◆ MATERIAL FOR THE TASK
** begin **

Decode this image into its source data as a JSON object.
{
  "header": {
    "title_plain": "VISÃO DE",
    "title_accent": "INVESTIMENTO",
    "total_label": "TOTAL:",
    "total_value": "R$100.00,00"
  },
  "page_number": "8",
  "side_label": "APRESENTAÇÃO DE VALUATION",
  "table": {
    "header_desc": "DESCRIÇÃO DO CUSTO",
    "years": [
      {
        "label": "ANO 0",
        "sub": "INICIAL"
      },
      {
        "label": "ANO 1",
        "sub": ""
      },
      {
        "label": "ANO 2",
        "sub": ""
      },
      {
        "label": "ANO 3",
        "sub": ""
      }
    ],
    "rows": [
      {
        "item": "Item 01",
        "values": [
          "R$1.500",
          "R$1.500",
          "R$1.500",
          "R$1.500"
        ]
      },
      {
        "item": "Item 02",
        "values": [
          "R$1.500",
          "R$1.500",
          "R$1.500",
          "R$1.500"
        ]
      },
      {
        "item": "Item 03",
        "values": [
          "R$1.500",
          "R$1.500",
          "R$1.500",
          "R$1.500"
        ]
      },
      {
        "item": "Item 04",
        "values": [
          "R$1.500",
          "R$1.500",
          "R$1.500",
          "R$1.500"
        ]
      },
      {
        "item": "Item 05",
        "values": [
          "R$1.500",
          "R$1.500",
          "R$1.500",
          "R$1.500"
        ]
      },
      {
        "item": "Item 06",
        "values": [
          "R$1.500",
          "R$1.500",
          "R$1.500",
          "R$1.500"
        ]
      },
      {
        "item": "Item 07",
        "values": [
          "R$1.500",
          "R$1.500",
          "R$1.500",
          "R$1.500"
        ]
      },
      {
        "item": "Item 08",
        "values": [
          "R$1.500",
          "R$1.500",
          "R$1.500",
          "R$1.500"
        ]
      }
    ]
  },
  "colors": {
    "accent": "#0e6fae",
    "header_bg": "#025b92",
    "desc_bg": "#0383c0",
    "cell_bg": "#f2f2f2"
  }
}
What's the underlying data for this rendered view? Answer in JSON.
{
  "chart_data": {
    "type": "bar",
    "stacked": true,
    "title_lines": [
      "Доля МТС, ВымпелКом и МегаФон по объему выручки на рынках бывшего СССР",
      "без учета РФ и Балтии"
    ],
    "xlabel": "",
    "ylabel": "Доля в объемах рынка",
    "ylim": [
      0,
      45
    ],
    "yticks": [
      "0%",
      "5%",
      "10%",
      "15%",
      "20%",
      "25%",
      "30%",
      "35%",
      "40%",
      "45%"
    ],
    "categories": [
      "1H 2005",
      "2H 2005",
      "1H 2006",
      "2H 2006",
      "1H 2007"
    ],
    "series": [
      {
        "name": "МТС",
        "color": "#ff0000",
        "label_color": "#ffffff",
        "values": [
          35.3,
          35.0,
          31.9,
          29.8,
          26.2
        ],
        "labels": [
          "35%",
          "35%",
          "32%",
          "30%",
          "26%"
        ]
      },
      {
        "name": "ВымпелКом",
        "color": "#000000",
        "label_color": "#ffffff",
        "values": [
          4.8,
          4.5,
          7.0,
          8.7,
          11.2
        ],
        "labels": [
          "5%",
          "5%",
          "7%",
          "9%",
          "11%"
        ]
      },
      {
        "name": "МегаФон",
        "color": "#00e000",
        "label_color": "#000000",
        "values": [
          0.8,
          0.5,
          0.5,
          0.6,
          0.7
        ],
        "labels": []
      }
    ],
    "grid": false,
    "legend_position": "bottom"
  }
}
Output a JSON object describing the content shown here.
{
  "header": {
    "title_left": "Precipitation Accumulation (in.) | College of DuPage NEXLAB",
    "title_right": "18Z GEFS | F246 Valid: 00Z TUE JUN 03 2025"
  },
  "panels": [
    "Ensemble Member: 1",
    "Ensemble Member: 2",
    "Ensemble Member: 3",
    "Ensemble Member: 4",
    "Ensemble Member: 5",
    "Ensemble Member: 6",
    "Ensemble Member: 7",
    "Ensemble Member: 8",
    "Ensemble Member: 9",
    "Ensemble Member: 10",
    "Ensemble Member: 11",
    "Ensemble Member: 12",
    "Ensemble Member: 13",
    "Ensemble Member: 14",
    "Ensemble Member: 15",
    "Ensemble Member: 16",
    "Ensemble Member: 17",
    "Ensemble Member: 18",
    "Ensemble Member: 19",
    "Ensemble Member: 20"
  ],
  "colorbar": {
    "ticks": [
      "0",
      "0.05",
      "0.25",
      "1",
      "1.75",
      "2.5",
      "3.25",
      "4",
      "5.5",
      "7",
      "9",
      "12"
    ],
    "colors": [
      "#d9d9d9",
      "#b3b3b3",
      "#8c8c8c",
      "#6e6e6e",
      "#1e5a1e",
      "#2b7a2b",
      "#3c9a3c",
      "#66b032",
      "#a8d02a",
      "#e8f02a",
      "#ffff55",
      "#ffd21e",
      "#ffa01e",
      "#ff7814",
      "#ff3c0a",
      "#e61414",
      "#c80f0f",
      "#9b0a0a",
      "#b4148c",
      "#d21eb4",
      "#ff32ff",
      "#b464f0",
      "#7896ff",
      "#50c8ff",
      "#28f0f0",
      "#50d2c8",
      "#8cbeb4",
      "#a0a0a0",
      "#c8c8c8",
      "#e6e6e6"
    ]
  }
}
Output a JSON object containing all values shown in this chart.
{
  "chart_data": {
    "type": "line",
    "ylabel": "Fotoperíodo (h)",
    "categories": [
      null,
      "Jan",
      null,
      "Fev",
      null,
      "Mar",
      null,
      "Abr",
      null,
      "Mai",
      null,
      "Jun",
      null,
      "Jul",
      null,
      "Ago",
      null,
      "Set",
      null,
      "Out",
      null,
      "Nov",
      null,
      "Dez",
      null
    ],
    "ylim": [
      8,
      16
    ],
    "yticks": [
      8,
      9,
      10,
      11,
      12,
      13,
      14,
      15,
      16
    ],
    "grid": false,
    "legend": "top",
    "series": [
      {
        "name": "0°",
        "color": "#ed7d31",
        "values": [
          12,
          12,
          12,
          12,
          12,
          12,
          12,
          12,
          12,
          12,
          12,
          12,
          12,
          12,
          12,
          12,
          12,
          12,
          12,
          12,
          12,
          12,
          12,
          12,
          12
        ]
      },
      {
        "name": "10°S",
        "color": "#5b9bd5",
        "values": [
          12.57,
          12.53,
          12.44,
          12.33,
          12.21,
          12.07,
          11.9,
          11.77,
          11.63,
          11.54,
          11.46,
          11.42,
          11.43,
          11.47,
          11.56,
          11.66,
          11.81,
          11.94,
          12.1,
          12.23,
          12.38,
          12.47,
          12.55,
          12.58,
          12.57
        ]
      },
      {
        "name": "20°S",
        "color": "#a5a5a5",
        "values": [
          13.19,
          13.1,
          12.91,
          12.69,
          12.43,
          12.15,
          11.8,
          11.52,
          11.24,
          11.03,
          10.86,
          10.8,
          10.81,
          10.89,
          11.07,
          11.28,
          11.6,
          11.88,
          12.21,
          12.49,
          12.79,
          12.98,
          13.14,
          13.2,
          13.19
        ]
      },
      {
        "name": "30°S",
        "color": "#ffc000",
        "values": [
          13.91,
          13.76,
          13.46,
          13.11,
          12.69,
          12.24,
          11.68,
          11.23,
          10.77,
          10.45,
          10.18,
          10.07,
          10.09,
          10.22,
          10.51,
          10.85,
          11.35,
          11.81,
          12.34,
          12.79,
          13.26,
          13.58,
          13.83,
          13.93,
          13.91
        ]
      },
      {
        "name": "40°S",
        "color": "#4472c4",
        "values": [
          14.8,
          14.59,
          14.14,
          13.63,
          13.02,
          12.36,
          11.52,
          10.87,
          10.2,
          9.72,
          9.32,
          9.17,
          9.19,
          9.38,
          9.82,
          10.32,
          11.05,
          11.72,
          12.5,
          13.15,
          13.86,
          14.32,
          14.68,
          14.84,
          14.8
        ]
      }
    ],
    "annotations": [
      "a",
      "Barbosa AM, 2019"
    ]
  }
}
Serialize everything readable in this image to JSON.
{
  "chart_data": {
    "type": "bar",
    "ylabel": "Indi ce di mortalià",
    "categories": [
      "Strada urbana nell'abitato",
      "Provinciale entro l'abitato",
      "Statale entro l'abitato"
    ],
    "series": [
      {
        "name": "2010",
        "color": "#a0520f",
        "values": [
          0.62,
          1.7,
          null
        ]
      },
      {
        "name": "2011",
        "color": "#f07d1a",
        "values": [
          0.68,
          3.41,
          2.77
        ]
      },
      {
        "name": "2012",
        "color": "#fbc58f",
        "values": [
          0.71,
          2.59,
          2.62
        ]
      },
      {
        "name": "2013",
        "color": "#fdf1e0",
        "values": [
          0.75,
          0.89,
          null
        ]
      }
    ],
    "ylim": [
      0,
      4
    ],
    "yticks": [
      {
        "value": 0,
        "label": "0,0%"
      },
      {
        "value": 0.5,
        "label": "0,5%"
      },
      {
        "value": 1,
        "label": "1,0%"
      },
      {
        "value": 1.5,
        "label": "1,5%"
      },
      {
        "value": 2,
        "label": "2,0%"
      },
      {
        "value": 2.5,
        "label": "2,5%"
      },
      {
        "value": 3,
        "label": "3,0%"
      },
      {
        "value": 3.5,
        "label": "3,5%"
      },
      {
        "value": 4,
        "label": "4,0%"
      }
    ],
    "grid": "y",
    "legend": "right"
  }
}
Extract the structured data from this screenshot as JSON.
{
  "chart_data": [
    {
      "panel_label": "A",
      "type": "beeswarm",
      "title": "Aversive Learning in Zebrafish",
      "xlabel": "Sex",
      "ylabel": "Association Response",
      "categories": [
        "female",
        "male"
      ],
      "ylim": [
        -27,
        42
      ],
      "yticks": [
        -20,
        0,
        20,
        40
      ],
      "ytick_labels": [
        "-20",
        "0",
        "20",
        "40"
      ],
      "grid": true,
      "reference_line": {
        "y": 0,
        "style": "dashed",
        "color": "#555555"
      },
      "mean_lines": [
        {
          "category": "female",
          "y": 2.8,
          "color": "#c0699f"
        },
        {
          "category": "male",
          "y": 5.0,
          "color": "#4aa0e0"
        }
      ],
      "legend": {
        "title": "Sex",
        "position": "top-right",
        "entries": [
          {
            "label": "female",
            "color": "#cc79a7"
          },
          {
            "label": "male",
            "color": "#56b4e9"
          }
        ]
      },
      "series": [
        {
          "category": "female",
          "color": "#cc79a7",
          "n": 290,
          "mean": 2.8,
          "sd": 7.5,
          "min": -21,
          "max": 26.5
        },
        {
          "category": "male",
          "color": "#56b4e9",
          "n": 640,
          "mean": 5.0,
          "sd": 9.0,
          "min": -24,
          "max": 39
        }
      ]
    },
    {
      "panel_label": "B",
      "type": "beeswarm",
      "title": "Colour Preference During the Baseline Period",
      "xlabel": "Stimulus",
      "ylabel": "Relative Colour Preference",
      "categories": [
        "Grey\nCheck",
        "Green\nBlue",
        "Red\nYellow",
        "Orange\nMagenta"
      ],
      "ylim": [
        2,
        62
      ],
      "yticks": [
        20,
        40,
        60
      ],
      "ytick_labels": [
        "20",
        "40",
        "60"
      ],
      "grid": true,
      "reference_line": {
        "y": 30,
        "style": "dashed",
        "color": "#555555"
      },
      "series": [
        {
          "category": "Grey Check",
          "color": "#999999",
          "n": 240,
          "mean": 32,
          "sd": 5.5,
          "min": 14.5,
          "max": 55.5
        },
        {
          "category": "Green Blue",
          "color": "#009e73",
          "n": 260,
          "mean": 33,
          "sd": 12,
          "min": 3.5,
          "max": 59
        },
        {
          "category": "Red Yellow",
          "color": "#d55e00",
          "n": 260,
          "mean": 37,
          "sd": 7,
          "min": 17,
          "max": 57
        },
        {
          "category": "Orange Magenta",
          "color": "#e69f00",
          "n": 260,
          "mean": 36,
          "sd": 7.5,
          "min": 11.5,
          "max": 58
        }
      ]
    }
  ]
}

** end **

◆ SET TASK
Look through the data above. Find each line with the string "Item" and copy it.

◆ PROBLEM SOLUTION
        "item": "Item 01",
        "item": "Item 02",
        "item": "Item 03",
        "item": "Item 04",
        "item": "Item 05",
        "item": "Item 06",
        "item": "Item 07",
        "item": "Item 08",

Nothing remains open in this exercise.